**TASK DIRECTIONS:**
Write out the whole listing, matching it exactly.

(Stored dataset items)
— Begin —
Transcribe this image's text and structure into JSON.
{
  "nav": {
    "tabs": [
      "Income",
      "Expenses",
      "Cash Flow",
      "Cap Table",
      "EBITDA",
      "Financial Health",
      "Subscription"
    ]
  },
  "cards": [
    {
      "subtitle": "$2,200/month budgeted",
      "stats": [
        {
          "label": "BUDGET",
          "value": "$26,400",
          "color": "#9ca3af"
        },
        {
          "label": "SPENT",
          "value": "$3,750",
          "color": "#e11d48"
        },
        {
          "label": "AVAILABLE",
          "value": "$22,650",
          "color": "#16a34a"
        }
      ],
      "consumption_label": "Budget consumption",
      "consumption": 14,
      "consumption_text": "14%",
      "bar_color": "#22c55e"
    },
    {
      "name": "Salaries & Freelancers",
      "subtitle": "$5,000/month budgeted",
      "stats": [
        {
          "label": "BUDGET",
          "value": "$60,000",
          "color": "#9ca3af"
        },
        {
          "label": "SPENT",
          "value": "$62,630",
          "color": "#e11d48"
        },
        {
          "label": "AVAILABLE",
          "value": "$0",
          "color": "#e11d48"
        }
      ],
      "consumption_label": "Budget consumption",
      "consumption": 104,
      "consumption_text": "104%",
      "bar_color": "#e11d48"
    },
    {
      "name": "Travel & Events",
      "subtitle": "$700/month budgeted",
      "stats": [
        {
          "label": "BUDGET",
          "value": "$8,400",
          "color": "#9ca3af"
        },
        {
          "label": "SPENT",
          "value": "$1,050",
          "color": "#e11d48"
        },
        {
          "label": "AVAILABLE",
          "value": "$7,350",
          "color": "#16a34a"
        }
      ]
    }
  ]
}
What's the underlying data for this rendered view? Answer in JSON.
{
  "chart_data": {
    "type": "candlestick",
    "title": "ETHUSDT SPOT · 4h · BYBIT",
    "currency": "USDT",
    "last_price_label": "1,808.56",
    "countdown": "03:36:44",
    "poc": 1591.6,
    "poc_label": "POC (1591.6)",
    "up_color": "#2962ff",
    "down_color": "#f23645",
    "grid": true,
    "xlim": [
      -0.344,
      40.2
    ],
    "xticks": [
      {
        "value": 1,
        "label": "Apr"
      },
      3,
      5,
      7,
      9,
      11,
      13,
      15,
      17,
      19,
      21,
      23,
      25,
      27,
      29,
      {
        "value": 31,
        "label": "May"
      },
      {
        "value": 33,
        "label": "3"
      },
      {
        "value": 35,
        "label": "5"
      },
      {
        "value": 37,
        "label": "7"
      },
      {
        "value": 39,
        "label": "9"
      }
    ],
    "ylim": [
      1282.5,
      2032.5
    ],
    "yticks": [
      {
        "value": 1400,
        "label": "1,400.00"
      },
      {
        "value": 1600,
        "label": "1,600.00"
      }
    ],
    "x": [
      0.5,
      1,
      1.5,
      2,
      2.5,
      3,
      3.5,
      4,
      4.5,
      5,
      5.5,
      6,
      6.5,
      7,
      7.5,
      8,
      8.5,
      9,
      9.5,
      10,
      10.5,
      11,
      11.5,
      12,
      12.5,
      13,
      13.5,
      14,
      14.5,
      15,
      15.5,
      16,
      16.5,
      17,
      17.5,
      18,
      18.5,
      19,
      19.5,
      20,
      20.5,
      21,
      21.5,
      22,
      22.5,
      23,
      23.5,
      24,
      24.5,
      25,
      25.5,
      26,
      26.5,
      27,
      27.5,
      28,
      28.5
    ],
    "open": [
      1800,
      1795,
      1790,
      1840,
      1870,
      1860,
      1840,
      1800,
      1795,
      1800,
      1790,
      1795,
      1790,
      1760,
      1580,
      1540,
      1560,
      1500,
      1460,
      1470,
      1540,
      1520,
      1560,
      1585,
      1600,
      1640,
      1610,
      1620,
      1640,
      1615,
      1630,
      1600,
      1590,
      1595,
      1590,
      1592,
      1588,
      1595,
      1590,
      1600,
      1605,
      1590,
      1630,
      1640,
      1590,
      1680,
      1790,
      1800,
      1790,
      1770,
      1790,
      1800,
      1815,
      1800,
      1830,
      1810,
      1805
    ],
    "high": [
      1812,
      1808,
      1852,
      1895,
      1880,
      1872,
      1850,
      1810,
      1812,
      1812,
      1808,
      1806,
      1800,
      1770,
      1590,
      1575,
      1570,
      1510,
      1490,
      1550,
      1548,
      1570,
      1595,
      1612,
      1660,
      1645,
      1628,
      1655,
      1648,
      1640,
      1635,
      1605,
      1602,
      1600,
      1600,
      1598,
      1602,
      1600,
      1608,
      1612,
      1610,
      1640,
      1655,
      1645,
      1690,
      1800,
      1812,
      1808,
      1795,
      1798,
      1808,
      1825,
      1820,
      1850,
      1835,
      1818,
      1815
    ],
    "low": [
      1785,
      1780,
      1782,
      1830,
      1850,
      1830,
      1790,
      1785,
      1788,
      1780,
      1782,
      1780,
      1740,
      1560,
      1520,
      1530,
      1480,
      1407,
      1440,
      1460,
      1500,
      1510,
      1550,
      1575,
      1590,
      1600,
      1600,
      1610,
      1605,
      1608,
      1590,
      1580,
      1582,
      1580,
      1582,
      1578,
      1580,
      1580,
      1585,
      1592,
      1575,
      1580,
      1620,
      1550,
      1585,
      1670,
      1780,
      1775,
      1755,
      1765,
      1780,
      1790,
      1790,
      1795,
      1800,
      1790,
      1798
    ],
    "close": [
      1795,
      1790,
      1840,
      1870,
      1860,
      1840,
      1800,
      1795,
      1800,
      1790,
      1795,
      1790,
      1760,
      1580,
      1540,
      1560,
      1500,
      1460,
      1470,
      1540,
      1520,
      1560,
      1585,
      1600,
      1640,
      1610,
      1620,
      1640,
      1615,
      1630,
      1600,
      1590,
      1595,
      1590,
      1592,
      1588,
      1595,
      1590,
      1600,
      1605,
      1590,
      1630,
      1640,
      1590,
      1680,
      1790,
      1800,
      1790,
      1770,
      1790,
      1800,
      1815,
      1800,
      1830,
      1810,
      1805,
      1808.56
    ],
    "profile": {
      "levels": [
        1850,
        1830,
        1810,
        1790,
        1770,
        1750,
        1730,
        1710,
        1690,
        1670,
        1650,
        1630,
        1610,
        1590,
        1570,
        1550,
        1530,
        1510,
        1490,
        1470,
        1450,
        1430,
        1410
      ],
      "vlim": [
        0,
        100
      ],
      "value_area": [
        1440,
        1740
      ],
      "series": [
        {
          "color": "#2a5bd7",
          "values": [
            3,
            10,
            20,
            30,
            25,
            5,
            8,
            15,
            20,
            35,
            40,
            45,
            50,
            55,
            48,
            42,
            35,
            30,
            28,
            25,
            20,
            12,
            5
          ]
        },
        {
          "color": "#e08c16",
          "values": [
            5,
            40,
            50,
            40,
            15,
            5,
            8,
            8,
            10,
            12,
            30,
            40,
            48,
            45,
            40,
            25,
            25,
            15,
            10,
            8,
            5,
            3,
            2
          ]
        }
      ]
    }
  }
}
— End —
**FULL SOLUTION:**
Transcribe this image's text and structure into JSON.
{
  "nav": {
    "tabs": [
      "Income",
      "Expenses",
      "Cash Flow",
      "Cap Table",
      "EBITDA",
      "Financial Health",
      "Subscription"
    ]
  },
  "cards": [
    {
      "subtitle": "$2,200/month budgeted",
      "stats": [
        {
          "label": "BUDGET",
          "value": "$26,400",
          "color": "#9ca3af"
        },
        {
          "label": "SPENT",
          "value": "$3,750",
          "color": "#e11d48"
        },
        {
          "label": "AVAILABLE",
          "value": "$22,650",
          "color": "#16a34a"
        }
      ],
      "consumption_label": "Budget consumption",
      "consumption": 14,
      "consumption_text": "14%",
      "bar_color": "#22c55e"
    },
    {
      "name": "Salaries & Freelancers",
      "subtitle": "$5,000/month budgeted",
      "stats": [
        {
          "label": "BUDGET",
          "value": "$60,000",
          "color": "#9ca3af"
        },
        {
          "label": "SPENT",
          "value": "$62,630",
          "color": "#e11d48"
        },
        {
          "label": "AVAILABLE",
          "value": "$0",
          "color": "#e11d48"
        }
      ],
      "consumption_label": "Budget consumption",
      "consumption": 104,
      "consumption_text": "104%",
      "bar_color": "#e11d48"
    },
    {
      "name": "Travel & Events",
      "subtitle": "$700/month budgeted",
      "stats": [
        {
          "label": "BUDGET",
          "value": "$8,400",
          "color": "#9ca3af"
        },
        {
          "label": "SPENT",
          "value": "$1,050",
          "color": "#e11d48"
        },
        {
          "label": "AVAILABLE",
          "value": "$7,350",
          "color": "#16a34a"
        }
      ]
    }
  ]
}
What's the underlying data for this rendered view? Answer in JSON.
{
  "chart_data": {
    "type": "candlestick",
    "title": "ETHUSDT SPOT · 4h · BYBIT",
    "currency": "USDT",
    "last_price_label": "1,808.56",
    "countdown": "03:36:44",
    "poc": 1591.6,
    "poc_label": "POC (1591.6)",
    "up_color": "#2962ff",
    "down_color": "#f23645",
    "grid": true,
    "xlim": [
      -0.344,
      40.2
    ],
    "xticks": [
      {
        "value": 1,
        "label": "Apr"
      },
      3,
      5,
      7,
      9,
      11,
      13,
      15,
      17,
      19,
      21,
      23,
      25,
      27,
      29,
      {
        "value": 31,
        "label": "May"
      },
      {
        "value": 33,
        "label": "3"
      },
      {
        "value": 35,
        "label": "5"
      },
      {
        "value": 37,
        "label": "7"
      },
      {
        "value": 39,
        "label": "9"
      }
    ],
    "ylim": [
      1282.5,
      2032.5
    ],
    "yticks": [
      {
        "value": 1400,
        "label": "1,400.00"
      },
      {
        "value": 1600,
        "label": "1,600.00"
      }
    ],
    "x": [
      0.5,
      1,
      1.5,
      2,
      2.5,
      3,
      3.5,
      4,
      4.5,
      5,
      5.5,
      6,
      6.5,
      7,
      7.5,
      8,
      8.5,
      9,
      9.5,
      10,
      10.5,
      11,
      11.5,
      12,
      12.5,
      13,
      13.5,
      14,
      14.5,
      15,
      15.5,
      16,
      16.5,
      17,
      17.5,
      18,
      18.5,
      19,
      19.5,
      20,
      20.5,
      21,
      21.5,
      22,
      22.5,
      23,
      23.5,
      24,
      24.5,
      25,
      25.5,
      26,
      26.5,
      27,
      27.5,
      28,
      28.5
    ],
    "open": [
      1800,
      1795,
      1790,
      1840,
      1870,
      1860,
      1840,
      1800,
      1795,
      1800,
      1790,
      1795,
      1790,
      1760,
      1580,
      1540,
      1560,
      1500,
      1460,
      1470,
      1540,
      1520,
      1560,
      1585,
      1600,
      1640,
      1610,
      1620,
      1640,
      1615,
      1630,
      1600,
      1590,
      1595,
      1590,
      1592,
      1588,
      1595,
      1590,
      1600,
      1605,
      1590,
      1630,
      1640,
      1590,
      1680,
      1790,
      1800,
      1790,
      1770,
      1790,
      1800,
      1815,
      1800,
      1830,
      1810,
      1805
    ],
    "high": [
      1812,
      1808,
      1852,
      1895,
      1880,
      1872,
      1850,
      1810,
      1812,
      1812,
      1808,
      1806,
      1800,
      1770,
      1590,
      1575,
      1570,
      1510,
      1490,
      1550,
      1548,
      1570,
      1595,
      1612,
      1660,
      1645,
      1628,
      1655,
      1648,
      1640,
      1635,
      1605,
      1602,
      1600,
      1600,
      1598,
      1602,
      1600,
      1608,
      1612,
      1610,
      1640,
      1655,
      1645,
      1690,
      1800,
      1812,
      1808,
      1795,
      1798,
      1808,
      1825,
      1820,
      1850,
      1835,
      1818,
      1815
    ],
    "low": [
      1785,
      1780,
      1782,
      1830,
      1850,
      1830,
      1790,
      1785,
      1788,
      1780,
      1782,
      1780,
      1740,
      1560,
      1520,
      1530,
      1480,
      1407,
      1440,
      1460,
      1500,
      1510,
      1550,
      1575,
      1590,
      1600,
      1600,
      1610,
      1605,
      1608,
      1590,
      1580,
      1582,
      1580,
      1582,
      1578,
      1580,
      1580,
      1585,
      1592,
      1575,
      1580,
      1620,
      1550,
      1585,
      1670,
      1780,
      1775,
      1755,
      1765,
      1780,
      1790,
      1790,
      1795,
      1800,
      1790,
      1798
    ],
    "close": [
      1795,
      1790,
      1840,
      1870,
      1860,
      1840,
      1800,
      1795,
      1800,
      1790,
      1795,
      1790,
      1760,
      1580,
      1540,
      1560,
      1500,
      1460,
      1470,
      1540,
      1520,
      1560,
      1585,
      1600,
      1640,
      1610,
      1620,
      1640,
      1615,
      1630,
      1600,
      1590,
      1595,
      1590,
      1592,
      1588,
      1595,
      1590,
      1600,
      1605,
      1590,
      1630,
      1640,
      1590,
      1680,
      1790,
      1800,
      1790,
      1770,
      1790,
      1800,
      1815,
      1800,
      1830,
      1810,
      1805,
      1808.56
    ],
    "profile": {
      "levels": [
        1850,
        1830,
        1810,
        1790,
        1770,
        1750,
        1730,
        1710,
        1690,
        1670,
        1650,
        1630,
        1610,
        1590,
        1570,
        1550,
        1530,
        1510,
        1490,
        1470,
        1450,
        1430,
        1410
      ],
      "vlim": [
        0,
        100
      ],
      "value_area": [
        1440,
        1740
      ],
      "series": [
        {
          "color": "#2a5bd7",
          "values": [
            3,
            10,
            20,
            30,
            25,
            5,
            8,
            15,
            20,
            35,
            40,
            45,
            50,
            55,
            48,
            42,
            35,
            30,
            28,
            25,
            20,
            12,
            5
          ]
        },
        {
          "color": "#e08c16",
          "values": [
            5,
            40,
            50,
            40,
            15,
            5,
            8,
            8,
            10,
            12,
            30,
            40,
            48,
            45,
            40,
            25,
            25,
            15,
            10,
            8,
            5,
            3,
            2
          ]
        }
      ]
    }
  }
}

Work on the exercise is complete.